→ **What is required**: Only the pictures are left out: repeat the rest of the entries exactly.

[Start The data]

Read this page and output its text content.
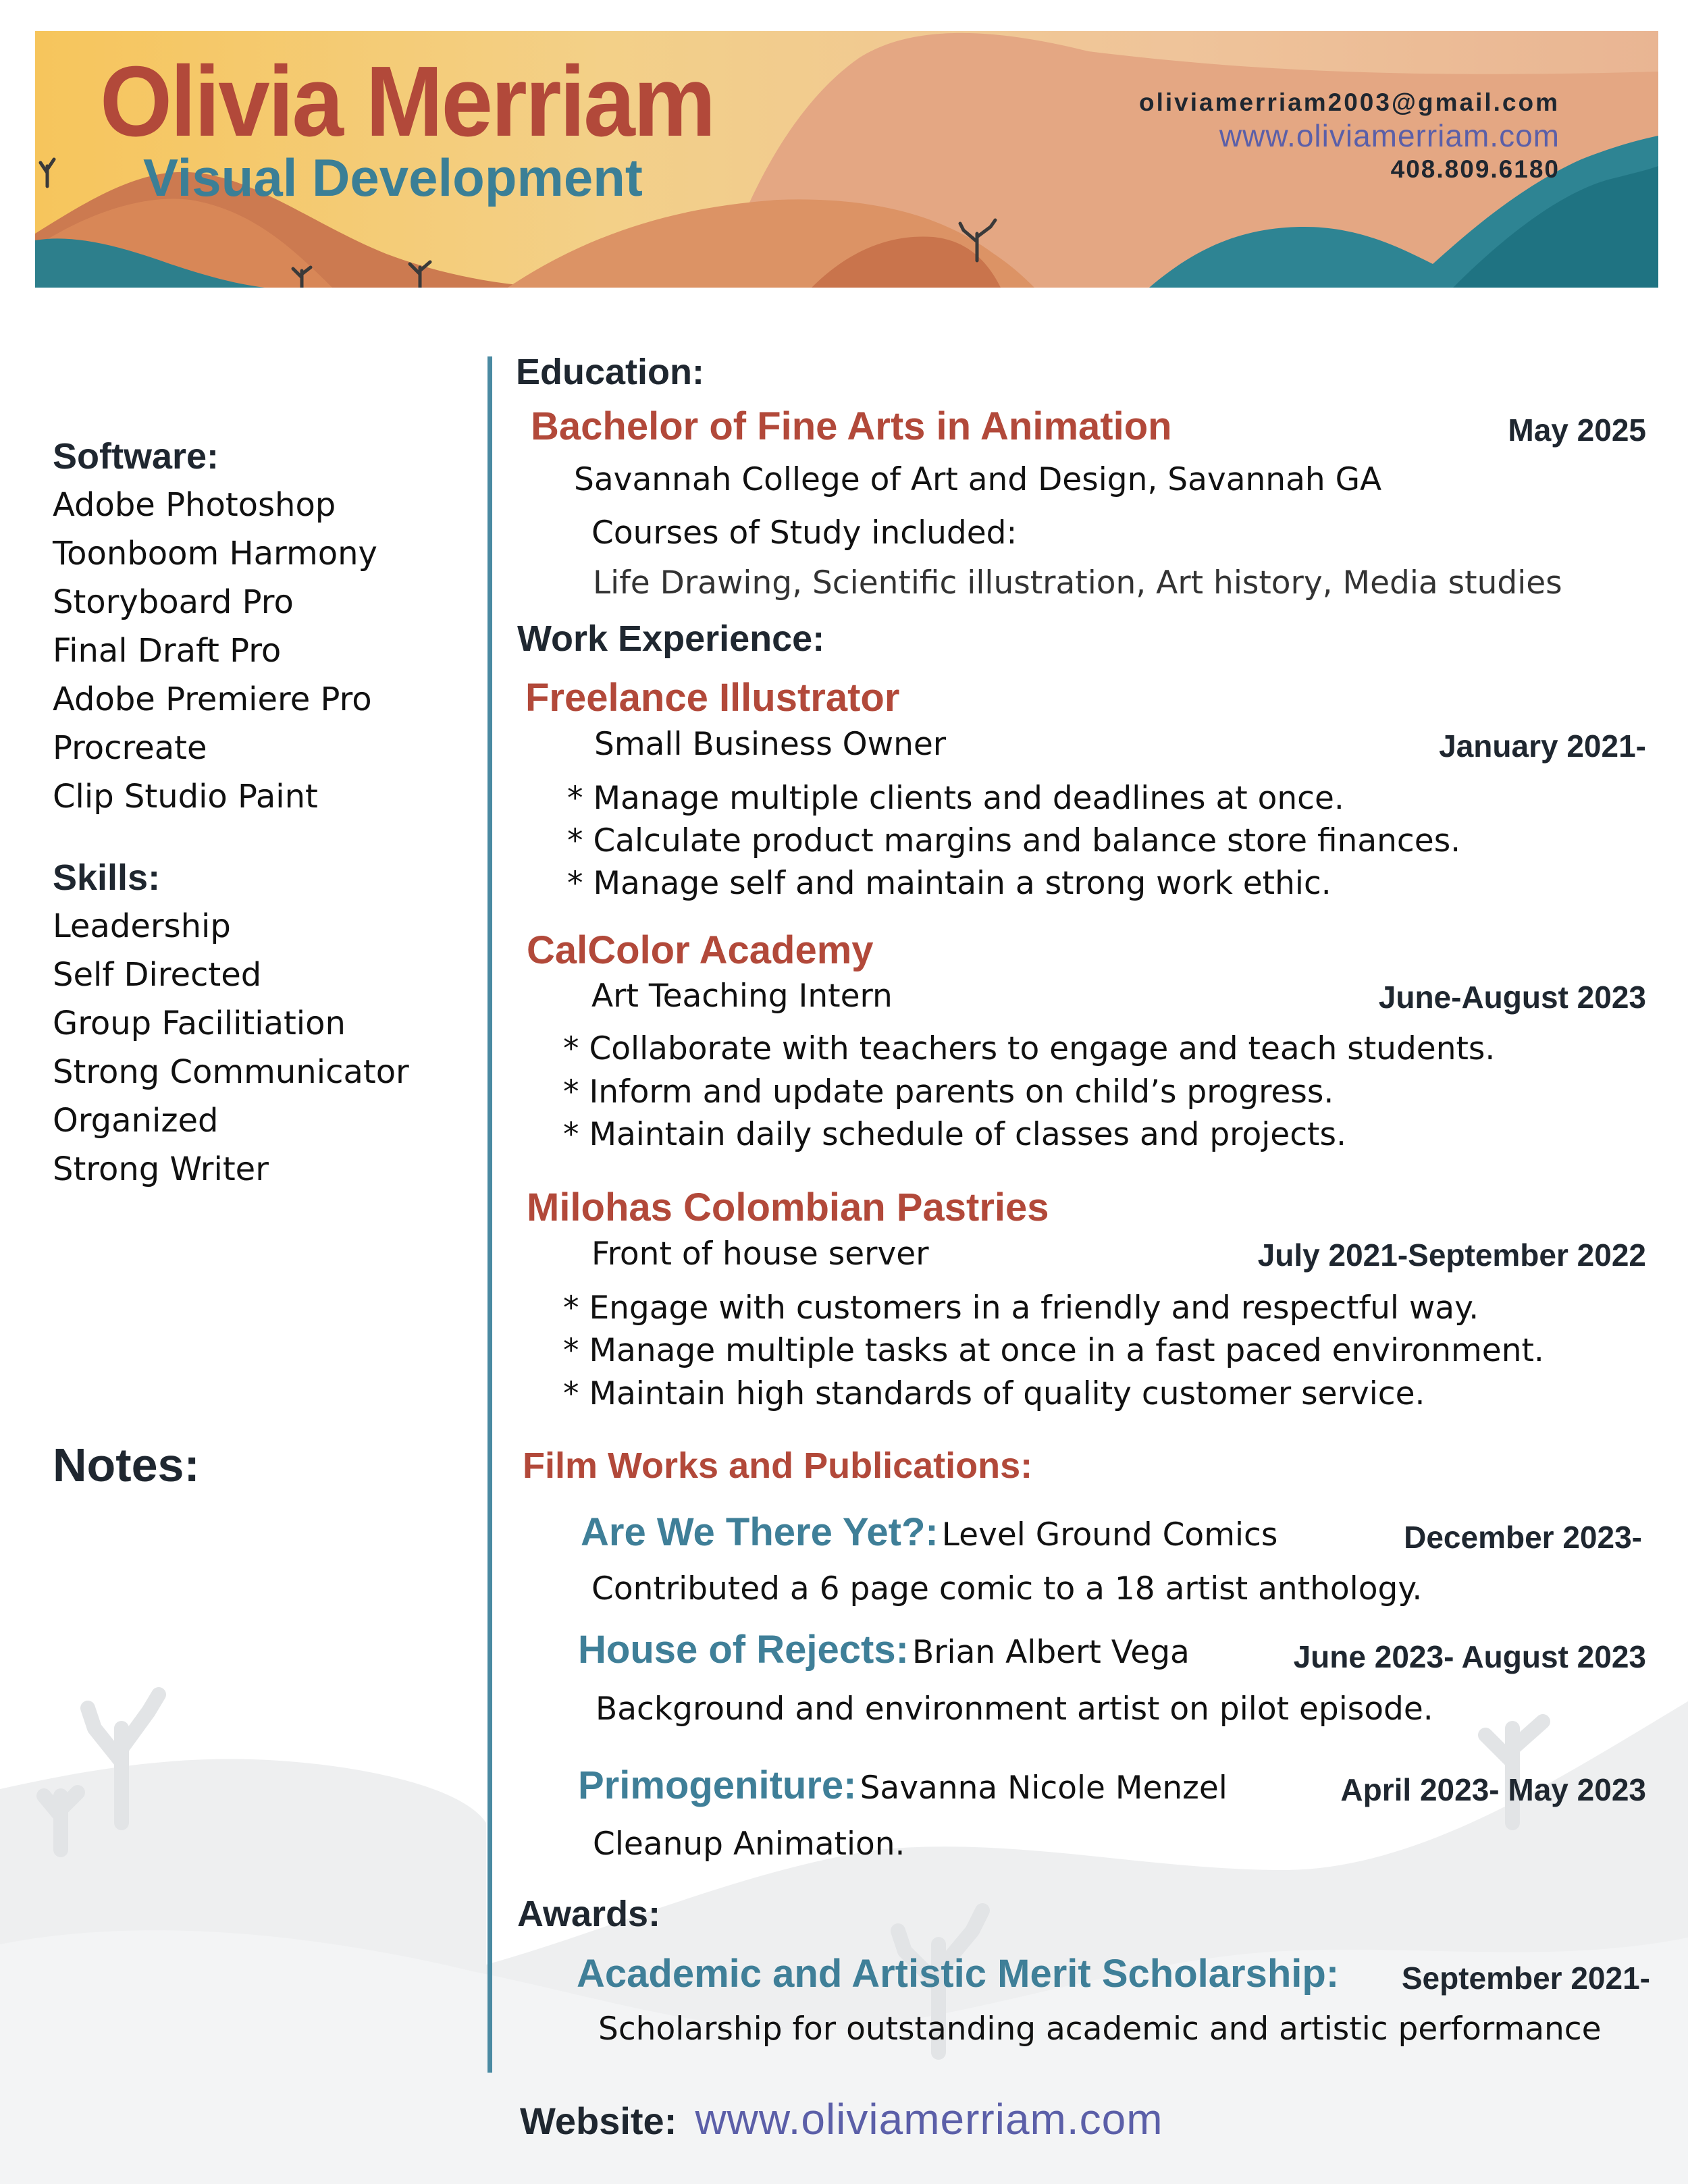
Olivia Merriam
Visual Development
oliviamerriam2003@gmail.com
www.oliviamerriam.com
408.809.6180
Software:
Adobe Photoshop
Toonboom Harmony
Storyboard Pro
Final Draft Pro
Adobe Premiere Pro
Procreate
Clip Studio Paint
Skills:
Leadership
Self Directed
Group Facilitiation
Strong Communicator
Organized
Strong Writer
Notes:
Education:
Bachelor of Fine Arts in Animation	May 2025
Savannah College of Art and Design, Savannah GA
Courses of Study included:
Life Drawing, Scientific illustration, Art history, Media studies
Work Experience:
Freelance Illustrator
Small Business Owner	January 2021-
* Manage multiple clients and deadlines at once.
* Calculate product margins and balance store finances.
* Manage self and maintain a strong work ethic.
CalColor Academy
Art Teaching Intern	June-August 2023
* Collaborate with teachers to engage and teach students.
* Inform and update parents on child’s progress.
* Maintain daily schedule of classes and projects.
Milohas Colombian Pastries
Front of house server	July 2021-September 2022
* Engage with customers in a friendly and respectful way.
* Manage multiple tasks at once in a fast paced environment.
* Maintain high standards of quality customer service.
Film Works and Publications:
Are We There Yet?: Level Ground Comics	December 2023-
Contributed a 6 page comic to a 18 artist anthology.
House of Rejects: Brian Albert Vega	June 2023- August 2023
Background and environment artist on pilot episode.
Primogeniture: Savanna Nicole Menzel	April 2023- May 2023
Cleanup Animation.
Awards:
Academic and Artistic Merit Scholarship: September 2021-
Scholarship for outstanding academic and artistic performance
Website: www.oliviamerriam.com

[End The data]

→ **Reply**:
Read this page and output its text content.
Olivia Merriam
Visual Development
oliviamerriam2003@gmail.com
www.oliviamerriam.com
408.809.6180
Software:
Adobe Photoshop
Toonboom Harmony
Storyboard Pro
Final Draft Pro
Adobe Premiere Pro
Procreate
Clip Studio Paint
Skills:
Leadership
Self Directed
Group Facilitiation
Strong Communicator
Organized
Strong Writer
Notes:
Education:
Bachelor of Fine Arts in Animation	May 2025
Savannah College of Art and Design, Savannah GA
Courses of Study included:
Life Drawing, Scientific illustration, Art history, Media studies
Work Experience:
Freelance Illustrator
Small Business Owner	January 2021-
* Manage multiple clients and deadlines at once.
* Calculate product margins and balance store finances.
* Manage self and maintain a strong work ethic.
CalColor Academy
Art Teaching Intern	June-August 2023
* Collaborate with teachers to engage and teach students.
* Inform and update parents on child’s progress.
* Maintain daily schedule of classes and projects.
Milohas Colombian Pastries
Front of house server	July 2021-September 2022
* Engage with customers in a friendly and respectful way.
* Manage multiple tasks at once in a fast paced environment.
* Maintain high standards of quality customer service.
Film Works and Publications:
Are We There Yet?: Level Ground Comics	December 2023-
Contributed a 6 page comic to a 18 artist anthology.
House of Rejects: Brian Albert Vega	June 2023- August 2023
Background and environment artist on pilot episode.
Primogeniture: Savanna Nicole Menzel	April 2023- May 2023
Cleanup Animation.
Awards:
Academic and Artistic Merit Scholarship: September 2021-
Scholarship for outstanding academic and artistic performance
Website: www.oliviamerriam.com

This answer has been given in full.